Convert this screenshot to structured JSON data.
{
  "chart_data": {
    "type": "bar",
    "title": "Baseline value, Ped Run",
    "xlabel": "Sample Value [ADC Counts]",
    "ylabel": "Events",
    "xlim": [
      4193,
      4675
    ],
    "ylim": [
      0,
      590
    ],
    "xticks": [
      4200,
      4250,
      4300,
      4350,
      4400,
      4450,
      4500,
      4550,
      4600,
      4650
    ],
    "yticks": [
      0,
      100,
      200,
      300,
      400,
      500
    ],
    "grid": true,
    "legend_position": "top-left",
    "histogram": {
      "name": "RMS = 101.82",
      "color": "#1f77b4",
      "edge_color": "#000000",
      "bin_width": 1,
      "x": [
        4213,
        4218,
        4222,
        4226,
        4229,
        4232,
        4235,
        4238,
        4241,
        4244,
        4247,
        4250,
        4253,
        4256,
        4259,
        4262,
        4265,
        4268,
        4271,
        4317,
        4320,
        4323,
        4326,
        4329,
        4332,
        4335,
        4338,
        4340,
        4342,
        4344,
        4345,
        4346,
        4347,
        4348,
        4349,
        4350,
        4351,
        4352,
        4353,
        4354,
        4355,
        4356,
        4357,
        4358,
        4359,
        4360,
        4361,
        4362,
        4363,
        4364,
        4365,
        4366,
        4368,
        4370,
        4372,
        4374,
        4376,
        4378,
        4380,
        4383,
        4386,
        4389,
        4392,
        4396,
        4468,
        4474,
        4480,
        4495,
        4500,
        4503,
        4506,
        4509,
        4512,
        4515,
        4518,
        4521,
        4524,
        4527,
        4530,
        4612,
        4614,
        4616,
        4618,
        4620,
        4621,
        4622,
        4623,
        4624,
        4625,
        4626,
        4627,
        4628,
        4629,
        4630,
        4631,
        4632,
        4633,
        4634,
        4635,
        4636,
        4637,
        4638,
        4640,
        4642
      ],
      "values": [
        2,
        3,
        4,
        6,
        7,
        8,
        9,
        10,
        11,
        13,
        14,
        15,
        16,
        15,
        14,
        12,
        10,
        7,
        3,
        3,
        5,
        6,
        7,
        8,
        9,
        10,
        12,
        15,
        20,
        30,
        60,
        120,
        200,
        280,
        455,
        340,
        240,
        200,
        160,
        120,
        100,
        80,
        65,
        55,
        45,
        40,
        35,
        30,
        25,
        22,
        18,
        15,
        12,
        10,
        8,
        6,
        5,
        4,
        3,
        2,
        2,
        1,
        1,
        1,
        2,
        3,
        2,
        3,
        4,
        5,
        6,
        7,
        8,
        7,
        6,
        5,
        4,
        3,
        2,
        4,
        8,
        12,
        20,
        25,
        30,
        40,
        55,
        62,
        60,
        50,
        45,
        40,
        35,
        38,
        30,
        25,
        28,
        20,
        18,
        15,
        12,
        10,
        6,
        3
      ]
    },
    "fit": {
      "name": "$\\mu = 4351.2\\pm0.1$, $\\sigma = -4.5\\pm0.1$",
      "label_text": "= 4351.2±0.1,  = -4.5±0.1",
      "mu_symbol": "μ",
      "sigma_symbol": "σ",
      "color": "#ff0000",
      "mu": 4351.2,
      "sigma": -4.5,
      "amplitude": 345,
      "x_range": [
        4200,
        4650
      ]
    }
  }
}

---*---

■ **What is needed**:
Extract all of the material exactly as it is written.

■ **Expected output**:
Convert this screenshot to structured JSON data.
{
  "chart_data": {
    "type": "bar",
    "title": "Baseline value, Ped Run",
    "xlabel": "Sample Value [ADC Counts]",
    "ylabel": "Events",
    "xlim": [
      4193,
      4675
    ],
    "ylim": [
      0,
      590
    ],
    "xticks": [
      4200,
      4250,
      4300,
      4350,
      4400,
      4450,
      4500,
      4550,
      4600,
      4650
    ],
    "yticks": [
      0,
      100,
      200,
      300,
      400,
      500
    ],
    "grid": true,
    "legend_position": "top-left",
    "histogram": {
      "name": "RMS = 101.82",
      "color": "#1f77b4",
      "edge_color": "#000000",
      "bin_width": 1,
      "x": [
        4213,
        4218,
        4222,
        4226,
        4229,
        4232,
        4235,
        4238,
        4241,
        4244,
        4247,
        4250,
        4253,
        4256,
        4259,
        4262,
        4265,
        4268,
        4271,
        4317,
        4320,
        4323,
        4326,
        4329,
        4332,
        4335,
        4338,
        4340,
        4342,
        4344,
        4345,
        4346,
        4347,
        4348,
        4349,
        4350,
        4351,
        4352,
        4353,
        4354,
        4355,
        4356,
        4357,
        4358,
        4359,
        4360,
        4361,
        4362,
        4363,
        4364,
        4365,
        4366,
        4368,
        4370,
        4372,
        4374,
        4376,
        4378,
        4380,
        4383,
        4386,
        4389,
        4392,
        4396,
        4468,
        4474,
        4480,
        4495,
        4500,
        4503,
        4506,
        4509,
        4512,
        4515,
        4518,
        4521,
        4524,
        4527,
        4530,
        4612,
        4614,
        4616,
        4618,
        4620,
        4621,
        4622,
        4623,
        4624,
        4625,
        4626,
        4627,
        4628,
        4629,
        4630,
        4631,
        4632,
        4633,
        4634,
        4635,
        4636,
        4637,
        4638,
        4640,
        4642
      ],
      "values": [
        2,
        3,
        4,
        6,
        7,
        8,
        9,
        10,
        11,
        13,
        14,
        15,
        16,
        15,
        14,
        12,
        10,
        7,
        3,
        3,
        5,
        6,
        7,
        8,
        9,
        10,
        12,
        15,
        20,
        30,
        60,
        120,
        200,
        280,
        455,
        340,
        240,
        200,
        160,
        120,
        100,
        80,
        65,
        55,
        45,
        40,
        35,
        30,
        25,
        22,
        18,
        15,
        12,
        10,
        8,
        6,
        5,
        4,
        3,
        2,
        2,
        1,
        1,
        1,
        2,
        3,
        2,
        3,
        4,
        5,
        6,
        7,
        8,
        7,
        6,
        5,
        4,
        3,
        2,
        4,
        8,
        12,
        20,
        25,
        30,
        40,
        55,
        62,
        60,
        50,
        45,
        40,
        35,
        38,
        30,
        25,
        28,
        20,
        18,
        15,
        12,
        10,
        6,
        3
      ]
    },
    "fit": {
      "name": "$\\mu = 4351.2\\pm0.1$, $\\sigma = -4.5\\pm0.1$",
      "label_text": "= 4351.2±0.1,  = -4.5±0.1",
      "mu_symbol": "μ",
      "sigma_symbol": "σ",
      "color": "#ff0000",
      "mu": 4351.2,
      "sigma": -4.5,
      "amplitude": 345,
      "x_range": [
        4200,
        4650
      ]
    }
  }
}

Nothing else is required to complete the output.